[Recorded data]
··········
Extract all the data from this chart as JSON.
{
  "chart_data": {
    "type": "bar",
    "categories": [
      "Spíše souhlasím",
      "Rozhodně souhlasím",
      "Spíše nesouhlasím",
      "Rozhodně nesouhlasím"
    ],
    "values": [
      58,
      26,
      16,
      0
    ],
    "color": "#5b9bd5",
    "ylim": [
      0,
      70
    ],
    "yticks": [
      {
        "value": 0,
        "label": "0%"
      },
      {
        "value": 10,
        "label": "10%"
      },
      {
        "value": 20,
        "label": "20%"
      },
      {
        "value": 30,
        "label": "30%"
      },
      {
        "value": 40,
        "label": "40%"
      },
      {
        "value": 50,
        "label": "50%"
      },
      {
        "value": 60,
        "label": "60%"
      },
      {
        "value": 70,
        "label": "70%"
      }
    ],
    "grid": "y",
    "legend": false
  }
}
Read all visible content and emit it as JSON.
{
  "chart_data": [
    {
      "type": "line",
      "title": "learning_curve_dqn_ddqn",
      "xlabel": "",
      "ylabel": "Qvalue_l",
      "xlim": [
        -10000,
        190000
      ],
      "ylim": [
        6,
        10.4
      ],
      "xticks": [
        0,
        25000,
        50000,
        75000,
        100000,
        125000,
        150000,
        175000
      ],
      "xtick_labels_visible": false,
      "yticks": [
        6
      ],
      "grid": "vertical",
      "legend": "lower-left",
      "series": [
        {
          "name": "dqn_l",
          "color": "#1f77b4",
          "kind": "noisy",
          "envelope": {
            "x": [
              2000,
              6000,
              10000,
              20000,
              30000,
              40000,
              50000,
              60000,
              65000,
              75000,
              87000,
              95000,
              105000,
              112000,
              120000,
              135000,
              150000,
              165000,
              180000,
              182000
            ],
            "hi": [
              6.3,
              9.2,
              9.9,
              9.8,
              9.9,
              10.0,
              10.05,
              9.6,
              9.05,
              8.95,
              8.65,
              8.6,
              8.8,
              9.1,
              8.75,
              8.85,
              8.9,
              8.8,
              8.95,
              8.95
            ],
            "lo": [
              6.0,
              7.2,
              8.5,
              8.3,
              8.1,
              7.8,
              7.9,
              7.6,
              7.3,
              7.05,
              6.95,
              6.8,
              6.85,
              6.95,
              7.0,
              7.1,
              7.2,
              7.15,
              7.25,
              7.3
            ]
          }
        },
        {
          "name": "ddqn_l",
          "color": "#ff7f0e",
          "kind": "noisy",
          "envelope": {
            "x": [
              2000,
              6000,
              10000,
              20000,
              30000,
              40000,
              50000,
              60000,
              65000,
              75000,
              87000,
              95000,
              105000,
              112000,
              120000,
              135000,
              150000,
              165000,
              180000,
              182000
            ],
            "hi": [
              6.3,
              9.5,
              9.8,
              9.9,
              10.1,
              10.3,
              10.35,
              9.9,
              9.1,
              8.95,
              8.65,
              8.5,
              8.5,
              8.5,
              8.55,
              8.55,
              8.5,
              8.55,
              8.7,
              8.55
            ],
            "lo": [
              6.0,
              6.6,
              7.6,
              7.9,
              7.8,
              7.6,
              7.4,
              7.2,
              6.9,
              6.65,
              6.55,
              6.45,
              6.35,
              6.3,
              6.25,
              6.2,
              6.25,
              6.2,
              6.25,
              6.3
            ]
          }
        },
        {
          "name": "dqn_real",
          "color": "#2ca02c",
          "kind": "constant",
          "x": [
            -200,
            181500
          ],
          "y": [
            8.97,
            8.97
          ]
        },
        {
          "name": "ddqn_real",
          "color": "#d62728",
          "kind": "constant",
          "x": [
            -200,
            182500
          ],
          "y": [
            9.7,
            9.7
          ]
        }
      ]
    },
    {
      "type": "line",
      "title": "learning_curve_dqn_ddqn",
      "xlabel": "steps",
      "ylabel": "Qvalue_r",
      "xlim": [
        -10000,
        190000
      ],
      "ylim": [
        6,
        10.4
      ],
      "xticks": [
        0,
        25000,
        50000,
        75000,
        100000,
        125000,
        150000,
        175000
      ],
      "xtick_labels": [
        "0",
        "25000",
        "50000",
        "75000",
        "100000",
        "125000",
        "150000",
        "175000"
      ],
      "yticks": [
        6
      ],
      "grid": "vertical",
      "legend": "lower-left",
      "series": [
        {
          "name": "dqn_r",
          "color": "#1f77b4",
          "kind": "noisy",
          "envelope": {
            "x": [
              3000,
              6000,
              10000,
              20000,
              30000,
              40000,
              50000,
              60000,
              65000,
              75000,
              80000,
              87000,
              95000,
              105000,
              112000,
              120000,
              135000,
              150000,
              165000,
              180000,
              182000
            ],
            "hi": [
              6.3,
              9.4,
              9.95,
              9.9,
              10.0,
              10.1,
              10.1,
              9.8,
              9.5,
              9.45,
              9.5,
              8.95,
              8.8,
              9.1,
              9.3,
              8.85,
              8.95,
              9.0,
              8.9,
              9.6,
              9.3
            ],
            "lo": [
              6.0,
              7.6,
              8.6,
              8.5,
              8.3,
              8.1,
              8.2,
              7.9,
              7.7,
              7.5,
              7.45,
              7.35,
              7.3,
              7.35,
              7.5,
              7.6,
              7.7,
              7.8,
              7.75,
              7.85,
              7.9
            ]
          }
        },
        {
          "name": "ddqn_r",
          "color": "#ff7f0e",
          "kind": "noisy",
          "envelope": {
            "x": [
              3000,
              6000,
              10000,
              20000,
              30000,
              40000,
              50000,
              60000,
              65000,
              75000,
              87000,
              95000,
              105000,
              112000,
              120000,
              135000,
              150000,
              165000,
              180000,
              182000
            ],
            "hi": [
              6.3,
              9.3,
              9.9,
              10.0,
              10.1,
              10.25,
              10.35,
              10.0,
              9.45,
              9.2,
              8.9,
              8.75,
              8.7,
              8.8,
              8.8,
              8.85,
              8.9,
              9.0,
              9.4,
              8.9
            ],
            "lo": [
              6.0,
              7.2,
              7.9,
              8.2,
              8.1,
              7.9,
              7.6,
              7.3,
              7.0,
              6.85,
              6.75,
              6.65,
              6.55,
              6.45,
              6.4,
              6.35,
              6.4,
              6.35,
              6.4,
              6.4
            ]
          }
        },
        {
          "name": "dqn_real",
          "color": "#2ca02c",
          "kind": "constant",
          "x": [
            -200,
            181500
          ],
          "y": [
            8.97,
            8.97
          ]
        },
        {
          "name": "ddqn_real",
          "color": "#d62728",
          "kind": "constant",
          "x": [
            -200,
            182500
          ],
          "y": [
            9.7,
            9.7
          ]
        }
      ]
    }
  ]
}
··········
Print the whole listing exactly as it is.

Extract all the data from this chart as JSON.
{
  "chart_data": {
    "type": "bar",
    "categories": [
      "Spíše souhlasím",
      "Rozhodně souhlasím",
      "Spíše nesouhlasím",
      "Rozhodně nesouhlasím"
    ],
    "values": [
      58,
      26,
      16,
      0
    ],
    "color": "#5b9bd5",
    "ylim": [
      0,
      70
    ],
    "yticks": [
      {
        "value": 0,
        "label": "0%"
      },
      {
        "value": 10,
        "label": "10%"
      },
      {
        "value": 20,
        "label": "20%"
      },
      {
        "value": 30,
        "label": "30%"
      },
      {
        "value": 40,
        "label": "40%"
      },
      {
        "value": 50,
        "label": "50%"
      },
      {
        "value": 60,
        "label": "60%"
      },
      {
        "value": 70,
        "label": "70%"
      }
    ],
    "grid": "y",
    "legend": false
  }
}
Read all visible content and emit it as JSON.
{
  "chart_data": [
    {
      "type": "line",
      "title": "learning_curve_dqn_ddqn",
      "xlabel": "",
      "ylabel": "Qvalue_l",
      "xlim": [
        -10000,
        190000
      ],
      "ylim": [
        6,
        10.4
      ],
      "xticks": [
        0,
        25000,
        50000,
        75000,
        100000,
        125000,
        150000,
        175000
      ],
      "xtick_labels_visible": false,
      "yticks": [
        6
      ],
      "grid": "vertical",
      "legend": "lower-left",
      "series": [
        {
          "name": "dqn_l",
          "color": "#1f77b4",
          "kind": "noisy",
          "envelope": {
            "x": [
              2000,
              6000,
              10000,
              20000,
              30000,
              40000,
              50000,
              60000,
              65000,
              75000,
              87000,
              95000,
              105000,
              112000,
              120000,
              135000,
              150000,
              165000,
              180000,
              182000
            ],
            "hi": [
              6.3,
              9.2,
              9.9,
              9.8,
              9.9,
              10.0,
              10.05,
              9.6,
              9.05,
              8.95,
              8.65,
              8.6,
              8.8,
              9.1,
              8.75,
              8.85,
              8.9,
              8.8,
              8.95,
              8.95
            ],
            "lo": [
              6.0,
              7.2,
              8.5,
              8.3,
              8.1,
              7.8,
              7.9,
              7.6,
              7.3,
              7.05,
              6.95,
              6.8,
              6.85,
              6.95,
              7.0,
              7.1,
              7.2,
              7.15,
              7.25,
              7.3
            ]
          }
        },
        {
          "name": "ddqn_l",
          "color": "#ff7f0e",
          "kind": "noisy",
          "envelope": {
            "x": [
              2000,
              6000,
              10000,
              20000,
              30000,
              40000,
              50000,
              60000,
              65000,
              75000,
              87000,
              95000,
              105000,
              112000,
              120000,
              135000,
              150000,
              165000,
              180000,
              182000
            ],
            "hi": [
              6.3,
              9.5,
              9.8,
              9.9,
              10.1,
              10.3,
              10.35,
              9.9,
              9.1,
              8.95,
              8.65,
              8.5,
              8.5,
              8.5,
              8.55,
              8.55,
              8.5,
              8.55,
              8.7,
              8.55
            ],
            "lo": [
              6.0,
              6.6,
              7.6,
              7.9,
              7.8,
              7.6,
              7.4,
              7.2,
              6.9,
              6.65,
              6.55,
              6.45,
              6.35,
              6.3,
              6.25,
              6.2,
              6.25,
              6.2,
              6.25,
              6.3
            ]
          }
        },
        {
          "name": "dqn_real",
          "color": "#2ca02c",
          "kind": "constant",
          "x": [
            -200,
            181500
          ],
          "y": [
            8.97,
            8.97
          ]
        },
        {
          "name": "ddqn_real",
          "color": "#d62728",
          "kind": "constant",
          "x": [
            -200,
            182500
          ],
          "y": [
            9.7,
            9.7
          ]
        }
      ]
    },
    {
      "type": "line",
      "title": "learning_curve_dqn_ddqn",
      "xlabel": "steps",
      "ylabel": "Qvalue_r",
      "xlim": [
        -10000,
        190000
      ],
      "ylim": [
        6,
        10.4
      ],
      "xticks": [
        0,
        25000,
        50000,
        75000,
        100000,
        125000,
        150000,
        175000
      ],
      "xtick_labels": [
        "0",
        "25000",
        "50000",
        "75000",
        "100000",
        "125000",
        "150000",
        "175000"
      ],
      "yticks": [
        6
      ],
      "grid": "vertical",
      "legend": "lower-left",
      "series": [
        {
          "name": "dqn_r",
          "color": "#1f77b4",
          "kind": "noisy",
          "envelope": {
            "x": [
              3000,
              6000,
              10000,
              20000,
              30000,
              40000,
              50000,
              60000,
              65000,
              75000,
              80000,
              87000,
              95000,
              105000,
              112000,
              120000,
              135000,
              150000,
              165000,
              180000,
              182000
            ],
            "hi": [
              6.3,
              9.4,
              9.95,
              9.9,
              10.0,
              10.1,
              10.1,
              9.8,
              9.5,
              9.45,
              9.5,
              8.95,
              8.8,
              9.1,
              9.3,
              8.85,
              8.95,
              9.0,
              8.9,
              9.6,
              9.3
            ],
            "lo": [
              6.0,
              7.6,
              8.6,
              8.5,
              8.3,
              8.1,
              8.2,
              7.9,
              7.7,
              7.5,
              7.45,
              7.35,
              7.3,
              7.35,
              7.5,
              7.6,
              7.7,
              7.8,
              7.75,
              7.85,
              7.9
            ]
          }
        },
        {
          "name": "ddqn_r",
          "color": "#ff7f0e",
          "kind": "noisy",
          "envelope": {
            "x": [
              3000,
              6000,
              10000,
              20000,
              30000,
              40000,
              50000,
              60000,
              65000,
              75000,
              87000,
              95000,
              105000,
              112000,
              120000,
              135000,
              150000,
              165000,
              180000,
              182000
            ],
            "hi": [
              6.3,
              9.3,
              9.9,
              10.0,
              10.1,
              10.25,
              10.35,
              10.0,
              9.45,
              9.2,
              8.9,
              8.75,
              8.7,
              8.8,
              8.8,
              8.85,
              8.9,
              9.0,
              9.4,
              8.9
            ],
            "lo": [
              6.0,
              7.2,
              7.9,
              8.2,
              8.1,
              7.9,
              7.6,
              7.3,
              7.0,
              6.85,
              6.75,
              6.65,
              6.55,
              6.45,
              6.4,
              6.35,
              6.4,
              6.35,
              6.4,
              6.4
            ]
          }
        },
        {
          "name": "dqn_real",
          "color": "#2ca02c",
          "kind": "constant",
          "x": [
            -200,
            181500
          ],
          "y": [
            8.97,
            8.97
          ]
        },
        {
          "name": "ddqn_real",
          "color": "#d62728",
          "kind": "constant",
          "x": [
            -200,
            182500
          ],
          "y": [
            9.7,
            9.7
          ]
        }
      ]
    }
  ]
}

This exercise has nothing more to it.